◆ Goal of the exercise
Where the data below has the string "盧舎那仏品", return the whole line.

— begin Supplied records —

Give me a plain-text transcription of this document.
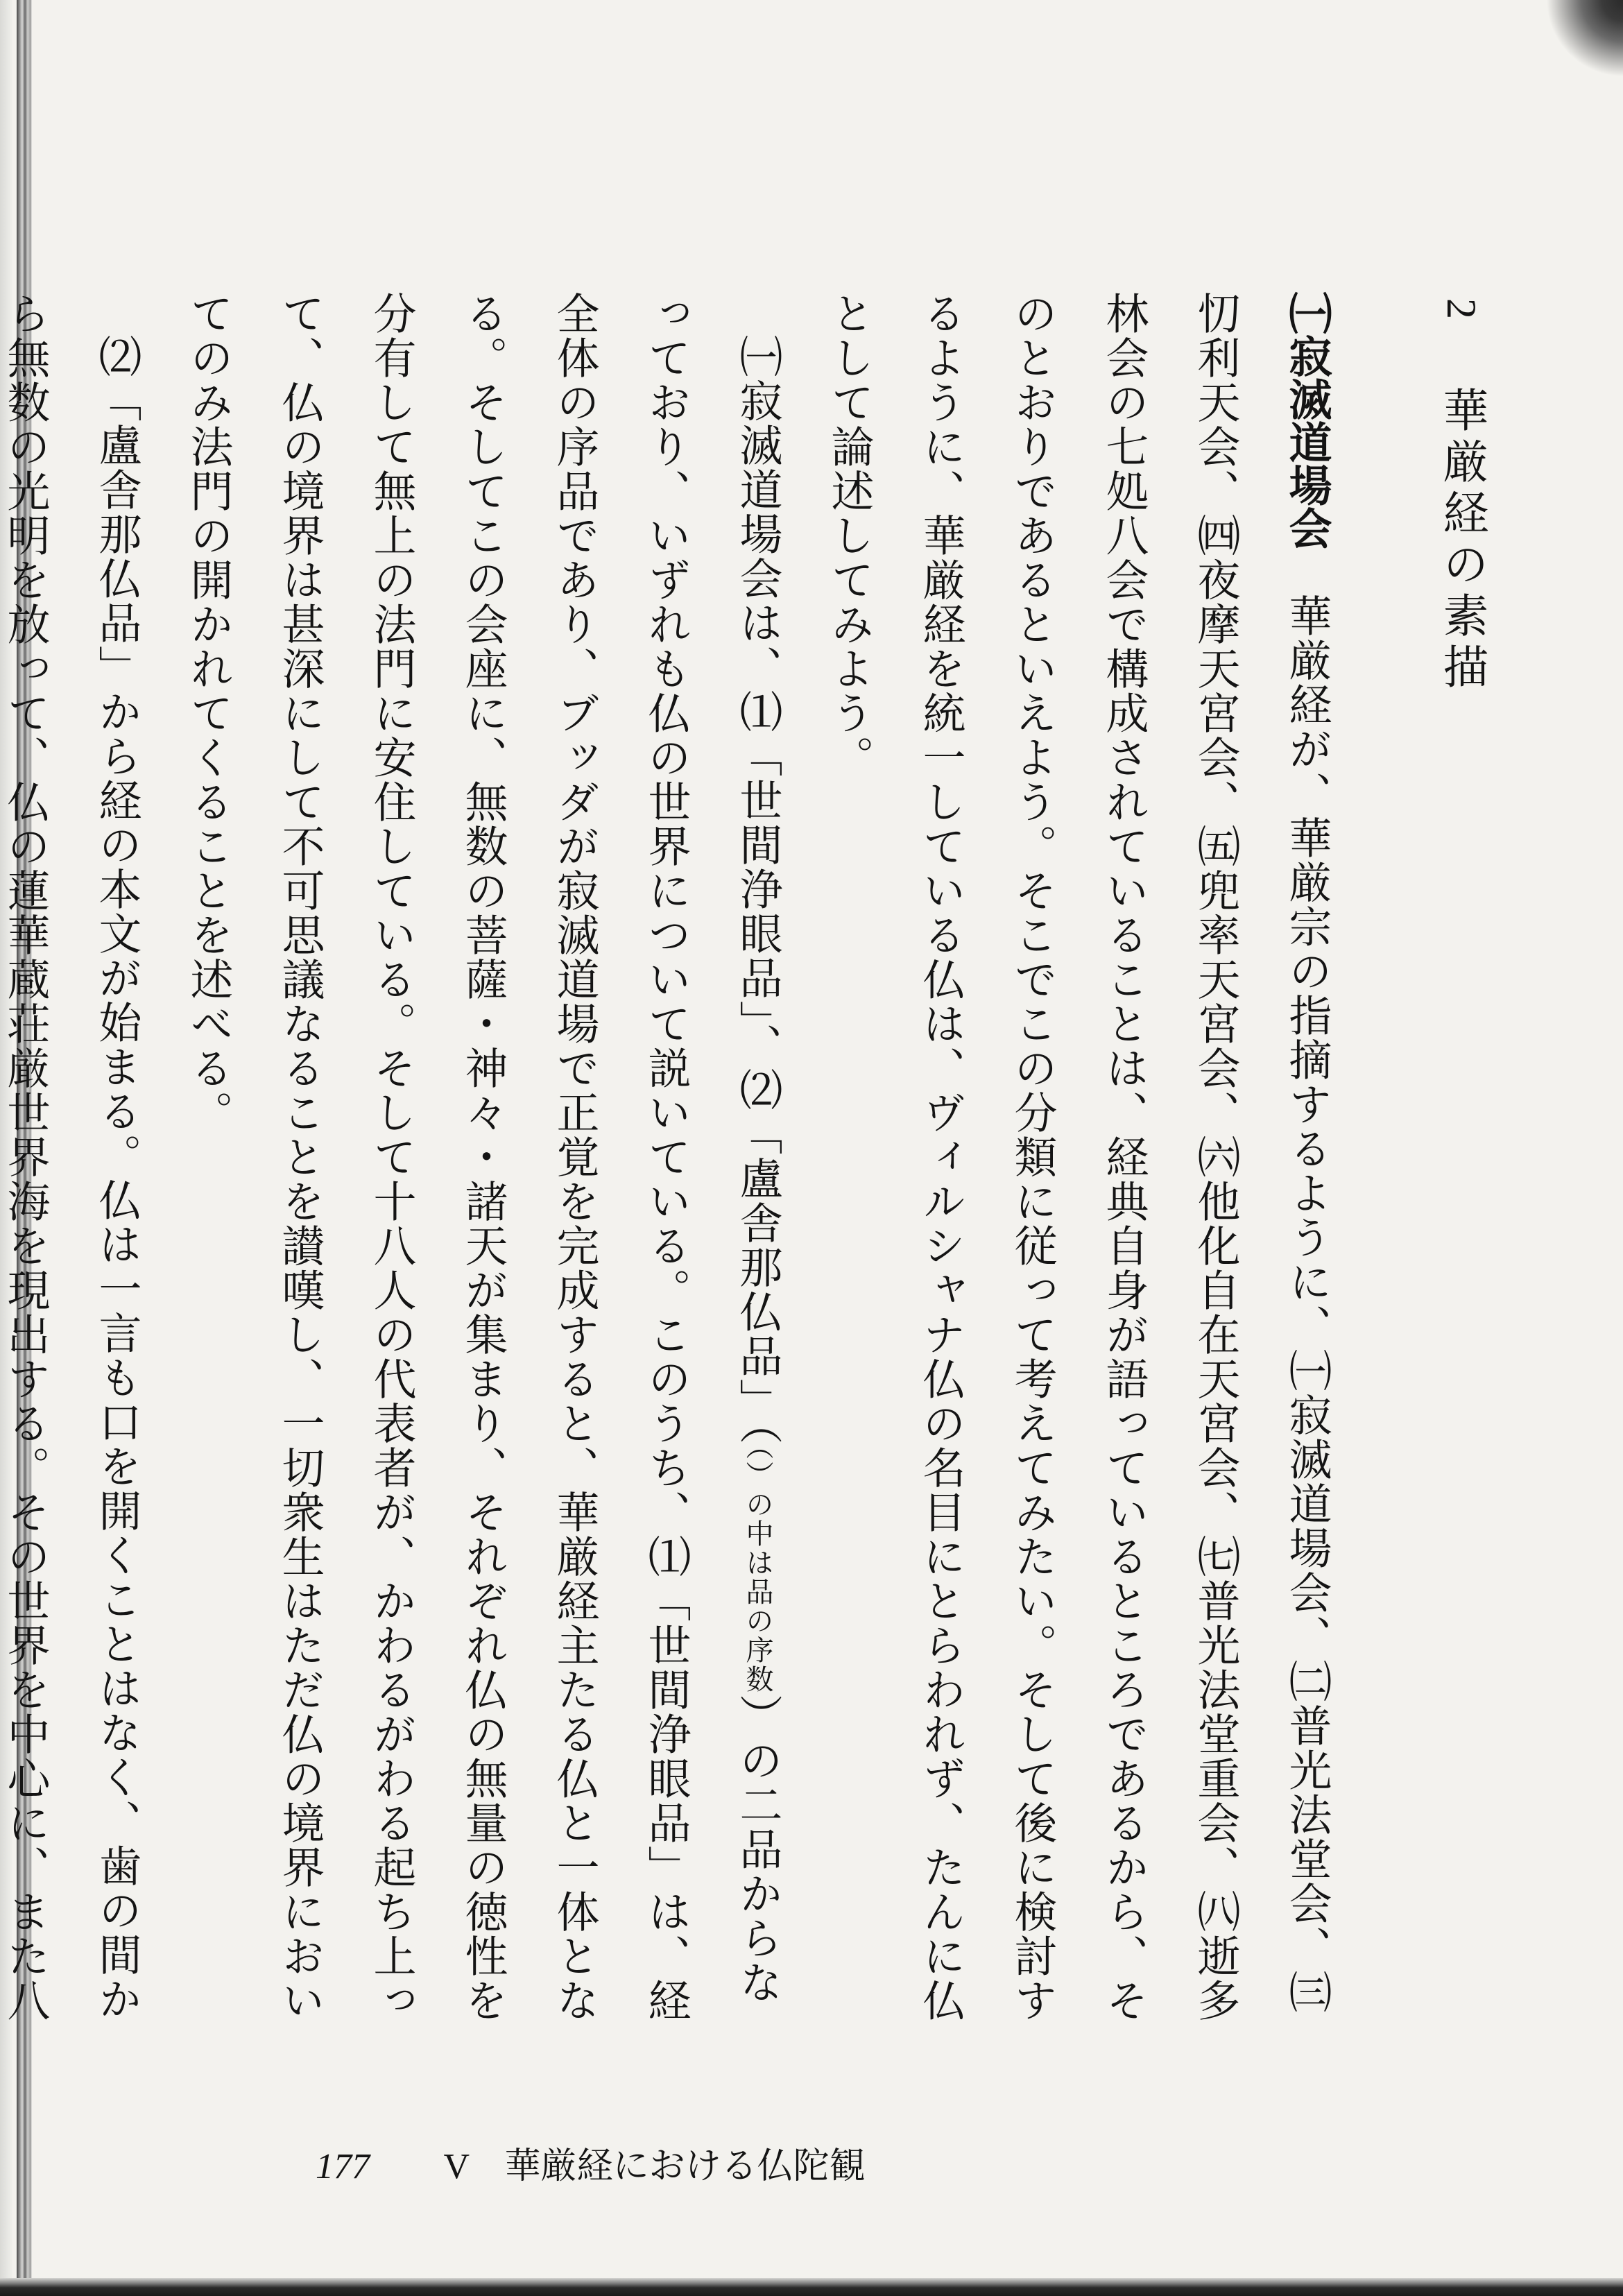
2 華厳経の素描

㈠寂滅道場会　華厳経が、華厳宗の指摘するように、㈠寂滅道場会、㈡普光法堂会、㈢忉利天会、㈣夜摩天宮会、㈤兜率天宮会、㈥他化自在天宮会、㈦普光法堂重会、㈧逝多林会の七処八会で構成されていることは、経典自身が語っているところであるから、そのとおりであるといえよう。そこでこの分類に従って考えてみたい。そして後に検討するように、華厳経を統一している仏は、ヴィルシャナ仏の名目にとらわれず、たんに仏として論述してみよう。

㈠寂滅道場会は、⑴「世間浄眼品」、⑵「盧舎那仏品」（（）の中は品の序数）の二品からなっており、いずれも仏の世界について説いている。このうち、⑴「世間浄眼品」は、経全体の序品であり、ブッダが寂滅道場で正覚を完成すると、華厳経主たる仏と一体となる。そしてこの会座に、無数の菩薩・神々・諸天が集まり、それぞれ仏の無量の徳性を分有して無上の法門に安住している。そして十八人の代表者が、かわるがわる起ち上って、仏の境界は甚深にして不可思議なることを讃嘆し、一切衆生はただ仏の境界においてのみ法門の開かれてくることを述べる。

⑵「盧舎那仏品」から経の本文が始まる。仏は一言も口を開くことはなく、歯の間から無数の光明を放って、仏の蓮華蔵荘厳世界海を現出する。その世界を中心に、また八

177 V 華厳経における仏陀観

— end Supplied records —

◆ Solution to the problem
㈠寂滅道場会は、⑴「世間浄眼品」、⑵「盧舎那仏品」（（）の中は品の序数）の二品からなっており、いずれも仏の世界について説いている。このうち、⑴「世間浄眼品」は、経全体の序品であり、ブッダが寂滅道場で正覚を完成すると、華厳経主たる仏と一体となる。そしてこの会座に、無数の菩薩・神々・諸天が集まり、それぞれ仏の無量の徳性を分有して無上の法門に安住している。そして十八人の代表者が、かわるがわる起ち上って、仏の境界は甚深にして不可思議なることを讃嘆し、一切衆生はただ仏の境界においてのみ法門の開かれてくることを述べる。
⑵「盧舎那仏品」から経の本文が始まる。仏は一言も口を開くことはなく、歯の間から無数の光明を放って、仏の蓮華蔵荘厳世界海を現出する。その世界を中心に、また八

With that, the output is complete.